Required work: Where a line holds the string "AMERN", return that line.

>> begin Exercise materials

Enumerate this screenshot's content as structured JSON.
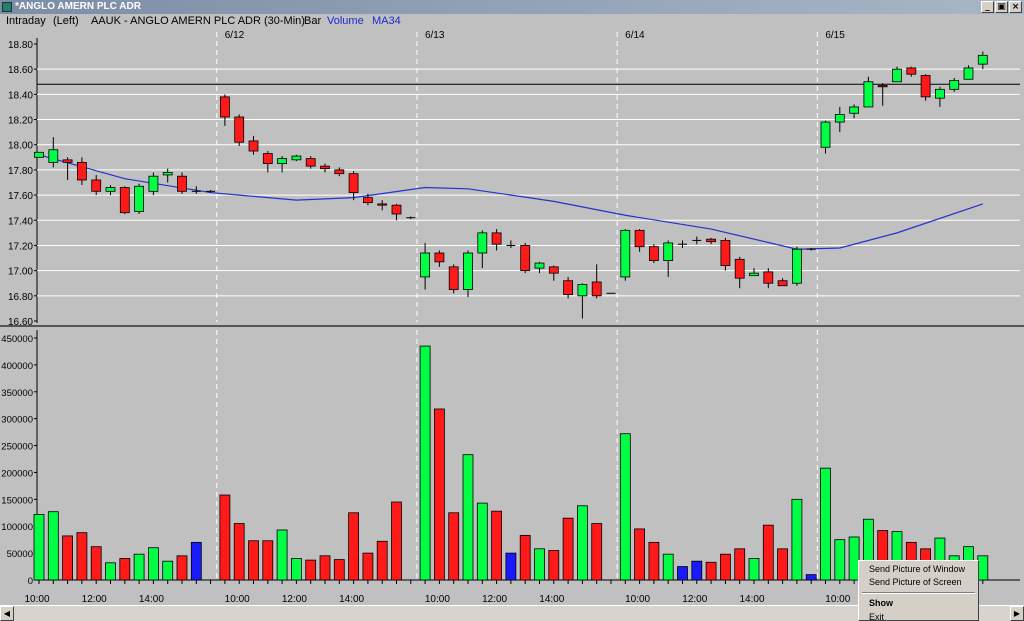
{
  "window": {
    "title": "*ANGLO AMERN PLC ADR",
    "buttons": [
      "_",
      "▣",
      "×"
    ]
  },
  "infobar": {
    "interval": "Intraday",
    "side": "(Left)",
    "symbol": "AAUK - ANGLO AMERN PLC ADR (30-Min)",
    "bar_label": "Bar",
    "volume_label": "Volume",
    "ma_label": "MA34"
  },
  "colors": {
    "up": "#00ff44",
    "down": "#ff1a1a",
    "neutral": "#1a1aff",
    "ma": "#2233cc",
    "grid": "#ffffff",
    "background": "#c0c0c0"
  },
  "chart_data": [
    {
      "type": "candlestick",
      "ylim": [
        16.6,
        18.8
      ],
      "y_ticks": [
        "18.80",
        "18.60",
        "18.40",
        "18.20",
        "18.00",
        "17.80",
        "17.60",
        "17.40",
        "17.20",
        "17.00",
        "16.80",
        "16.60"
      ],
      "tick_values": [
        18.8,
        18.6,
        18.4,
        18.2,
        18.0,
        17.8,
        17.6,
        17.4,
        17.2,
        17.0,
        16.8,
        16.6
      ],
      "date_labels": [
        {
          "label": "6/12",
          "index": 13
        },
        {
          "label": "6/13",
          "index": 27
        },
        {
          "label": "6/14",
          "index": 41
        },
        {
          "label": "6/15",
          "index": 55
        }
      ],
      "reference_line": 18.48,
      "candles": [
        [
          17.9,
          17.94,
          17.86,
          17.86
        ],
        [
          17.86,
          17.96,
          18.06,
          17.82
        ],
        [
          17.88,
          17.86,
          17.9,
          17.72
        ],
        [
          17.86,
          17.72,
          17.9,
          17.68
        ],
        [
          17.72,
          17.63,
          17.76,
          17.6
        ],
        [
          17.63,
          17.66,
          17.68,
          17.6
        ],
        [
          17.66,
          17.46,
          17.67,
          17.45
        ],
        [
          17.47,
          17.67,
          17.69,
          17.45
        ],
        [
          17.63,
          17.75,
          17.78,
          17.6
        ],
        [
          17.76,
          17.78,
          17.81,
          17.7
        ],
        [
          17.75,
          17.63,
          17.78,
          17.61
        ],
        [
          17.63,
          17.63,
          17.67,
          17.61
        ],
        [
          17.63,
          17.63,
          17.64,
          17.62
        ],
        [
          18.38,
          18.22,
          18.4,
          18.15
        ],
        [
          18.22,
          18.02,
          18.24,
          17.99
        ],
        [
          18.03,
          17.95,
          18.07,
          17.92
        ],
        [
          17.93,
          17.85,
          17.95,
          17.78
        ],
        [
          17.85,
          17.89,
          17.91,
          17.78
        ],
        [
          17.88,
          17.91,
          17.92,
          17.87
        ],
        [
          17.89,
          17.83,
          17.91,
          17.81
        ],
        [
          17.83,
          17.81,
          17.85,
          17.78
        ],
        [
          17.8,
          17.77,
          17.82,
          17.75
        ],
        [
          17.77,
          17.62,
          17.79,
          17.56
        ],
        [
          17.58,
          17.54,
          17.61,
          17.52
        ],
        [
          17.53,
          17.52,
          17.56,
          17.48
        ],
        [
          17.52,
          17.45,
          17.53,
          17.4
        ],
        [
          17.42,
          17.42,
          17.43,
          17.41
        ],
        [
          16.95,
          17.14,
          17.22,
          16.85
        ],
        [
          17.14,
          17.07,
          17.16,
          17.03
        ],
        [
          17.03,
          16.85,
          17.05,
          16.82
        ],
        [
          16.85,
          17.14,
          17.16,
          16.79
        ],
        [
          17.14,
          17.3,
          17.32,
          17.02
        ],
        [
          17.3,
          17.21,
          17.33,
          17.16
        ],
        [
          17.2,
          17.2,
          17.24,
          17.18
        ],
        [
          17.2,
          17.0,
          17.22,
          16.98
        ],
        [
          17.02,
          17.06,
          17.07,
          16.98
        ],
        [
          17.03,
          16.98,
          17.04,
          16.92
        ],
        [
          16.92,
          16.81,
          16.95,
          16.78
        ],
        [
          16.8,
          16.89,
          16.9,
          16.62
        ],
        [
          16.91,
          16.8,
          17.05,
          16.78
        ],
        [
          16.82,
          16.82,
          16.82,
          16.82
        ],
        [
          16.95,
          17.32,
          17.33,
          16.92
        ],
        [
          17.32,
          17.19,
          17.33,
          17.15
        ],
        [
          17.19,
          17.08,
          17.21,
          17.06
        ],
        [
          17.08,
          17.22,
          17.24,
          16.95
        ],
        [
          17.21,
          17.21,
          17.24,
          17.18
        ],
        [
          17.24,
          17.24,
          17.27,
          17.21
        ],
        [
          17.25,
          17.23,
          17.26,
          17.21
        ],
        [
          17.24,
          17.04,
          17.26,
          17.0
        ],
        [
          17.09,
          16.94,
          17.11,
          16.86
        ],
        [
          16.96,
          16.98,
          17.02,
          16.96
        ],
        [
          16.99,
          16.9,
          17.02,
          16.86
        ],
        [
          16.92,
          16.88,
          16.94,
          16.88
        ],
        [
          16.9,
          17.17,
          17.19,
          16.88
        ],
        [
          17.17,
          17.17,
          17.18,
          17.16
        ],
        [
          17.98,
          18.18,
          18.19,
          17.93
        ],
        [
          18.18,
          18.24,
          18.3,
          18.1
        ],
        [
          18.25,
          18.3,
          18.32,
          18.21
        ],
        [
          18.3,
          18.5,
          18.54,
          18.3
        ],
        [
          18.47,
          18.46,
          18.49,
          18.31
        ],
        [
          18.5,
          18.6,
          18.62,
          18.5
        ],
        [
          18.61,
          18.56,
          18.62,
          18.54
        ],
        [
          18.55,
          18.38,
          18.56,
          18.35
        ],
        [
          18.37,
          18.44,
          18.46,
          18.3
        ],
        [
          18.44,
          18.51,
          18.53,
          18.42
        ],
        [
          18.52,
          18.61,
          18.63,
          18.52
        ],
        [
          18.64,
          18.71,
          18.74,
          18.6
        ]
      ],
      "ma34": [
        [
          0,
          17.92
        ],
        [
          6,
          17.73
        ],
        [
          12,
          17.62
        ],
        [
          18,
          17.56
        ],
        [
          22,
          17.58
        ],
        [
          27,
          17.66
        ],
        [
          30,
          17.65
        ],
        [
          36,
          17.55
        ],
        [
          41,
          17.44
        ],
        [
          47,
          17.33
        ],
        [
          53,
          17.17
        ],
        [
          56,
          17.18
        ],
        [
          60,
          17.3
        ],
        [
          66,
          17.53
        ]
      ]
    },
    {
      "type": "bar",
      "ylim": [
        0,
        450000
      ],
      "y_ticks": [
        "450000",
        "400000",
        "350000",
        "300000",
        "250000",
        "200000",
        "150000",
        "100000",
        "50000",
        "0"
      ],
      "tick_values": [
        450000,
        400000,
        350000,
        300000,
        250000,
        200000,
        150000,
        100000,
        50000,
        0
      ],
      "x_ticks": [
        {
          "label": "10:00",
          "index": 0
        },
        {
          "label": "12:00",
          "index": 4
        },
        {
          "label": "14:00",
          "index": 8
        },
        {
          "label": "10:00",
          "index": 14
        },
        {
          "label": "12:00",
          "index": 18
        },
        {
          "label": "14:00",
          "index": 22
        },
        {
          "label": "10:00",
          "index": 28
        },
        {
          "label": "12:00",
          "index": 32
        },
        {
          "label": "14:00",
          "index": 36
        },
        {
          "label": "10:00",
          "index": 42
        },
        {
          "label": "12:00",
          "index": 46
        },
        {
          "label": "14:00",
          "index": 50
        },
        {
          "label": "10:00",
          "index": 56
        }
      ],
      "volumes": [
        122000,
        127000,
        82000,
        88000,
        62000,
        32000,
        40000,
        48000,
        60000,
        35000,
        45000,
        70000,
        0,
        158000,
        105000,
        73000,
        73000,
        93000,
        40000,
        37000,
        45000,
        38000,
        125000,
        50000,
        72000,
        145000,
        0,
        435000,
        318000,
        125000,
        233000,
        143000,
        128000,
        50000,
        83000,
        58000,
        55000,
        115000,
        138000,
        105000,
        0,
        272000,
        95000,
        70000,
        48000,
        25000,
        35000,
        33000,
        48000,
        58000,
        40000,
        102000,
        58000,
        150000,
        10000,
        208000,
        75000,
        80000,
        113000,
        92000,
        90000,
        70000,
        58000,
        78000,
        45000,
        62000,
        45000
      ]
    }
  ],
  "context_menu": {
    "items": [
      "Send Picture of Window",
      "Send Picture of Screen",
      "Show",
      "Exit"
    ]
  },
  "scrollbar": {
    "left_arrow": "◀",
    "right_arrow": "▶"
  }
}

>> end Exercise materials

The reply:
    "title": "*ANGLO AMERN PLC ADR",
    "symbol": "AAUK - ANGLO AMERN PLC ADR (30-Min)",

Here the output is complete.